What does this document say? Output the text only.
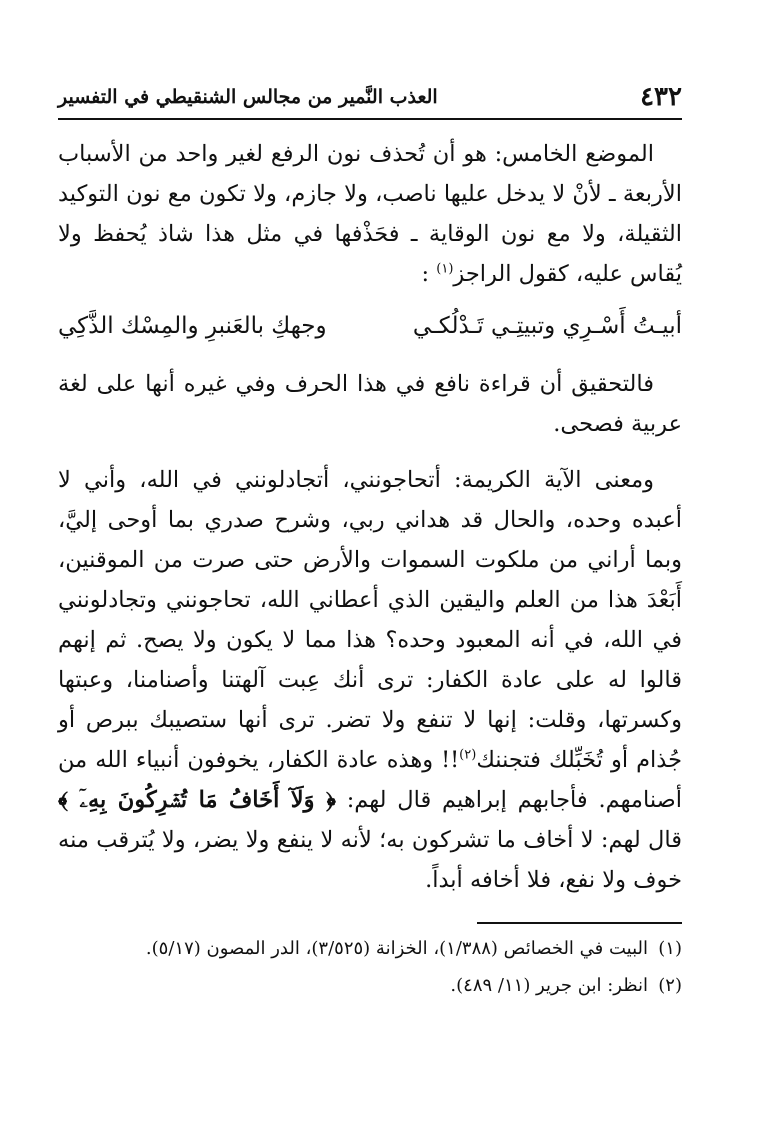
٤٣٢
العذب النَّمير من مجالس الشنقيطي في التفسير

الموضع الخامس: هو أن تُحذف نون الرفع لغير واحد من الأسباب الأربعة ـ لأنْ لا يدخل عليها ناصب، ولا جازم، ولا تكون مع نون التوكيد الثقيلة، ولا مع نون الوقاية ـ فحَذْفها في مثل هذا شاذ يُحفظ ولا يُقاس عليه، كقول الراجز$^{(١)}$ :

أبيـتُ أَسْـرِي وتبيتِـي تَـدْلُكـي
وجهكِ بالعَنبرِ والمِسْك الذَّكِي

فالتحقيق أن قراءة نافع في هذا الحرف وفي غيره أنها على لغة عربية فصحى.

ومعنى الآية الكريمة: أتحاجونني، أتجادلونني في الله، وأني لا أعبده وحده، والحال قد هداني ربي، وشرح صدري بما أوحى إليَّ، وبما أراني من ملكوت السموات والأرض حتى صرت من الموقنين، أَبَعْدَ هذا من العلم واليقين الذي أعطاني الله، تحاجونني وتجادلونني في الله، في أنه المعبود وحده؟ هذا مما لا يكون ولا يصح. ثم إنهم قالوا له على عادة الكفار: ترى أنك عِبت آلهتنا وأصنامنا، وعبتها وكسرتها، وقلت: إنها لا تنفع ولا تضر. ترى أنها ستصيبك ببرص أو جُذام أو تُخَبِّلك فتجننك$^{(٢)}$!! وهذه عادة الكفار، يخوفون أنبياء الله من أصنامهم. فأجابهم إبراهيم قال لهم: ﴿ وَلَآ أَخَافُ مَا تُشۡرِكُونَ بِهِۦٓ ﴾ قال لهم: لا أخاف ما تشركون به؛ لأنه لا ينفع ولا يضر، ولا يُترقب منه خوف ولا نفع، فلا أخافه أبداً.

(١)
البيت في الخصائص (١/٣٨٨)، الخزانة (٣/٥٢٥)، الدر المصون (٥/١٧).
(٢)
انظر: ابن جرير (١١/ ٤٨٩).
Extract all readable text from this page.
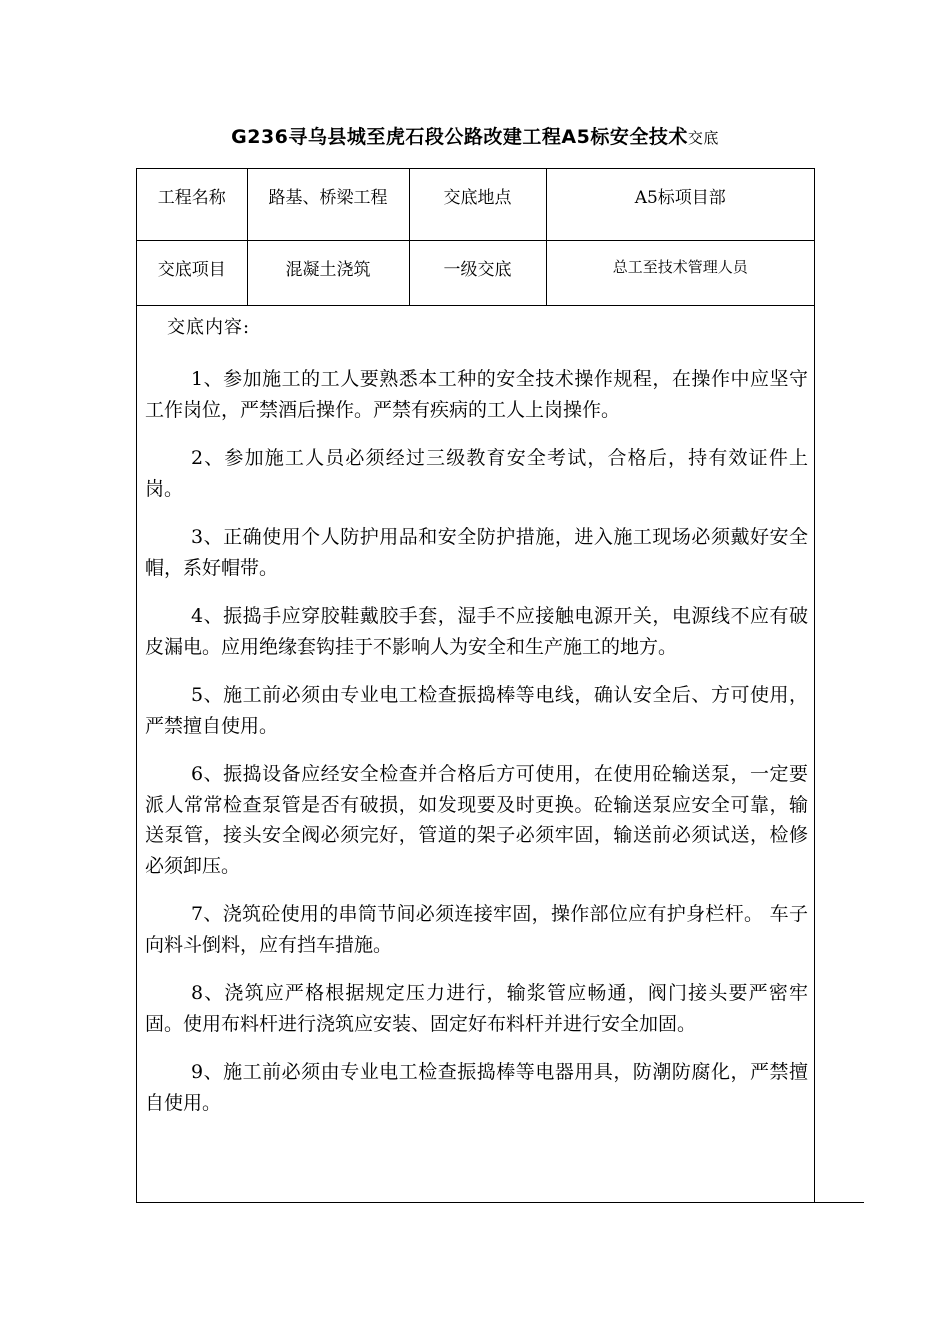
G236寻乌县城至虎石段公路改建工程A5标安全技术交底
工程名称	路基、桥梁工程	交底地点	A5标项目部
交底项目	混凝土浇筑	一级交底	总工至技术管理人员
交底内容:

1、参加施工的工人要熟悉本工种的安全技术操作规程，在操作中应坚守工作岗位，严禁酒后操作。严禁有疾病的工人上岗操作。

2、参加施工人员必须经过三级教育安全考试，合格后，持有效证件上岗。

3、正确使用个人防护用品和安全防护措施，进入施工现场必须戴好安全帽，系好帽带。

4、振捣手应穿胶鞋戴胶手套，湿手不应接触电源开关，电源线不应有破皮漏电。应用绝缘套钩挂于不影响人为安全和生产施工的地方。

5、施工前必须由专业电工检查振捣棒等电线，确认安全后、方可使用，严禁擅自使用。

6、振捣设备应经安全检查并合格后方可使用，在使用砼输送泵，一定要派人常常检查泵管是否有破损，如发现要及时更换。砼输送泵应安全可靠，输送泵管，接头安全阀必须完好，管道的架子必须牢固，输送前必须试送，检修必须卸压。

7、浇筑砼使用的串筒节间必须连接牢固，操作部位应有护身栏杆。 车子向料斗倒料，应有挡车措施。

8、浇筑应严格根据规定压力进行，输浆管应畅通，阀门接头要严密牢固。使用布料杆进行浇筑应安装、固定好布料杆并进行安全加固。

9、施工前必须由专业电工检查振捣棒等电器用具，防潮防腐化，严禁擅自使用。
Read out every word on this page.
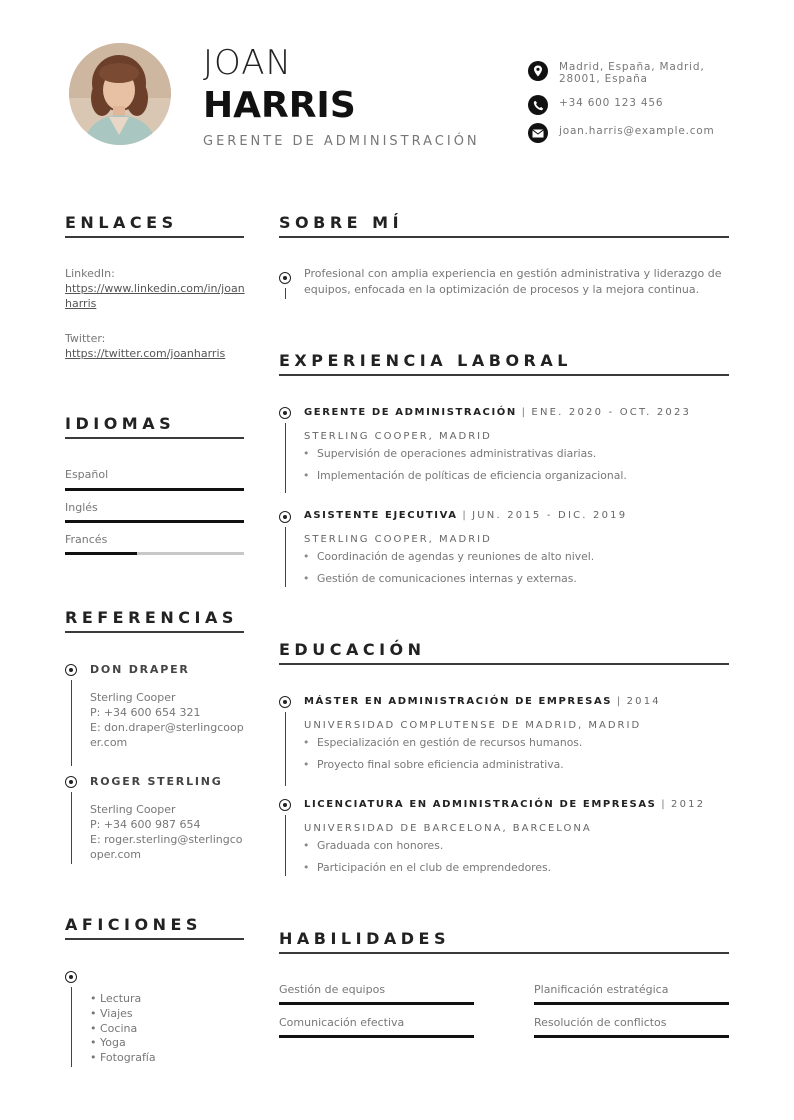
JOAN
HARRIS
GERENTE DE ADMINISTRACIÓN
Madrid, España, Madrid,
28001, España
+34 600 123 456
joan.harris@example.com
ENLACES
LinkedIn:
https://www.linkedin.com/in/joanharris
Twitter:
https://twitter.com/joanharris
IDIOMAS
Español
Inglés
Francés
REFERENCIAS
DON DRAPER
Sterling Cooper
P: +34 600 654 321
E: don.draper@sterlingcooper.com
ROGER STERLING
Sterling Cooper
P: +34 600 987 654
E: roger.sterling@sterlingcooper.com
AFICIONES
• Lectura
• Viajes
• Cocina
• Yoga
• Fotografía
SOBRE MÍ
Profesional con amplia experiencia en gestión administrativa y liderazgo de
equipos, enfocada en la optimización de procesos y la mejora continua.
EXPERIENCIA LABORAL
GERENTE DE ADMINISTRACIÓN | ENE. 2020 - OCT. 2023
STERLING COOPER, MADRID
• Supervisión de operaciones administrativas diarias.
• Implementación de políticas de eficiencia organizacional.
ASISTENTE EJECUTIVA | JUN. 2015 - DIC. 2019
STERLING COOPER, MADRID
• Coordinación de agendas y reuniones de alto nivel.
• Gestión de comunicaciones internas y externas.
EDUCACIÓN
MÁSTER EN ADMINISTRACIÓN DE EMPRESAS | 2014
UNIVERSIDAD COMPLUTENSE DE MADRID, MADRID
• Especialización en gestión de recursos humanos.
• Proyecto final sobre eficiencia administrativa.
LICENCIATURA EN ADMINISTRACIÓN DE EMPRESAS | 2012
UNIVERSIDAD DE BARCELONA, BARCELONA
• Graduada con honores.
• Participación en el club de emprendedores.
HABILIDADES
Gestión de equipos	Planificación estratégica
Comunicación efectiva	Resolución de conflictos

──────

* Exercise description: Write out the material above again, word for word, minus its pictures.

* Answer for this exercise:
What does this document say? Output the text only.
٤٣٢
العذب النَّمير من مجالس الشنقيطي في التفسير

الموضع الخامس: هو أن تُحذف نون الرفع لغير واحد من الأسباب الأربعة ـ لأنْ لا يدخل عليها ناصب، ولا جازم، ولا تكون مع نون التوكيد الثقيلة، ولا مع نون الوقاية ـ فحَذْفها في مثل هذا شاذ يُحفظ ولا يُقاس عليه، كقول الراجز$^{(١)}$ :

أبيـتُ أَسْـرِي وتبيتِـي تَـدْلُكـي
وجهكِ بالعَنبرِ والمِسْك الذَّكِي

فالتحقيق أن قراءة نافع في هذا الحرف وفي غيره أنها على لغة عربية فصحى.

ومعنى الآية الكريمة: أتحاجونني، أتجادلونني في الله، وأني لا أعبده وحده، والحال قد هداني ربي، وشرح صدري بما أوحى إليَّ، وبما أراني من ملكوت السموات والأرض حتى صرت من الموقنين، أَبَعْدَ هذا من العلم واليقين الذي أعطاني الله، تحاجونني وتجادلونني في الله، في أنه المعبود وحده؟ هذا مما لا يكون ولا يصح. ثم إنهم قالوا له على عادة الكفار: ترى أنك عِبت آلهتنا وأصنامنا، وعبتها وكسرتها، وقلت: إنها لا تنفع ولا تضر. ترى أنها ستصيبك ببرص أو جُذام أو تُخَبِّلك فتجننك$^{(٢)}$!! وهذه عادة الكفار، يخوفون أنبياء الله من أصنامهم. فأجابهم إبراهيم قال لهم: ﴿ وَلَآ أَخَافُ مَا تُشۡرِكُونَ بِهِۦٓ ﴾ قال لهم: لا أخاف ما تشركون به؛ لأنه لا ينفع ولا يضر، ولا يُترقب منه خوف ولا نفع، فلا أخافه أبداً.

(١)
البيت في الخصائص (١/٣٨٨)، الخزانة (٣/٥٢٥)، الدر المصون (٥/١٧).
(٢)
انظر: ابن جرير (١١/ ٤٨٩).
Extract all readable text from this page.
G236寻乌县城至虎石段公路改建工程A5标安全技术交底
工程名称	路基、桥梁工程	交底地点	A5标项目部
交底项目	混凝土浇筑	一级交底	总工至技术管理人员
交底内容:

1、参加施工的工人要熟悉本工种的安全技术操作规程，在操作中应坚守工作岗位，严禁酒后操作。严禁有疾病的工人上岗操作。

2、参加施工人员必须经过三级教育安全考试，合格后，持有效证件上岗。

3、正确使用个人防护用品和安全防护措施，进入施工现场必须戴好安全帽，系好帽带。

4、振捣手应穿胶鞋戴胶手套，湿手不应接触电源开关，电源线不应有破皮漏电。应用绝缘套钩挂于不影响人为安全和生产施工的地方。

5、施工前必须由专业电工检查振捣棒等电线，确认安全后、方可使用，严禁擅自使用。

6、振捣设备应经安全检查并合格后方可使用，在使用砼输送泵，一定要派人常常检查泵管是否有破损，如发现要及时更换。砼输送泵应安全可靠，输送泵管，接头安全阀必须完好，管道的架子必须牢固，输送前必须试送，检修必须卸压。

7、浇筑砼使用的串筒节间必须连接牢固，操作部位应有护身栏杆。 车子向料斗倒料，应有挡车措施。

8、浇筑应严格根据规定压力进行，输浆管应畅通，阀门接头要严密牢固。使用布料杆进行浇筑应安装、固定好布料杆并进行安全加固。

9、施工前必须由专业电工检查振捣棒等电器用具，防潮防腐化，严禁擅自使用。
Read out every word on this page.
JOAN
HARRIS
GERENTE DE ADMINISTRACIÓN
Madrid, España, Madrid,
28001, España
+34 600 123 456
joan.harris@example.com
ENLACES
LinkedIn:
https://www.linkedin.com/in/joanharris
Twitter:
https://twitter.com/joanharris
IDIOMAS
Español
Inglés
Francés
REFERENCIAS
DON DRAPER
Sterling Cooper
P: +34 600 654 321
E: don.draper@sterlingcooper.com
ROGER STERLING
Sterling Cooper
P: +34 600 987 654
E: roger.sterling@sterlingcooper.com
AFICIONES
• Lectura
• Viajes
• Cocina
• Yoga
• Fotografía
SOBRE MÍ
Profesional con amplia experiencia en gestión administrativa y liderazgo de
equipos, enfocada en la optimización de procesos y la mejora continua.
EXPERIENCIA LABORAL
GERENTE DE ADMINISTRACIÓN | ENE. 2020 - OCT. 2023
STERLING COOPER, MADRID
• Supervisión de operaciones administrativas diarias.
• Implementación de políticas de eficiencia organizacional.
ASISTENTE EJECUTIVA | JUN. 2015 - DIC. 2019
STERLING COOPER, MADRID
• Coordinación de agendas y reuniones de alto nivel.
• Gestión de comunicaciones internas y externas.
EDUCACIÓN
MÁSTER EN ADMINISTRACIÓN DE EMPRESAS | 2014
UNIVERSIDAD COMPLUTENSE DE MADRID, MADRID
• Especialización en gestión de recursos humanos.
• Proyecto final sobre eficiencia administrativa.
LICENCIATURA EN ADMINISTRACIÓN DE EMPRESAS | 2012
UNIVERSIDAD DE BARCELONA, BARCELONA
• Graduada con honores.
• Participación en el club de emprendedores.
HABILIDADES
Gestión de equipos	Planificación estratégica
Comunicación efectiva	Resolución de conflictos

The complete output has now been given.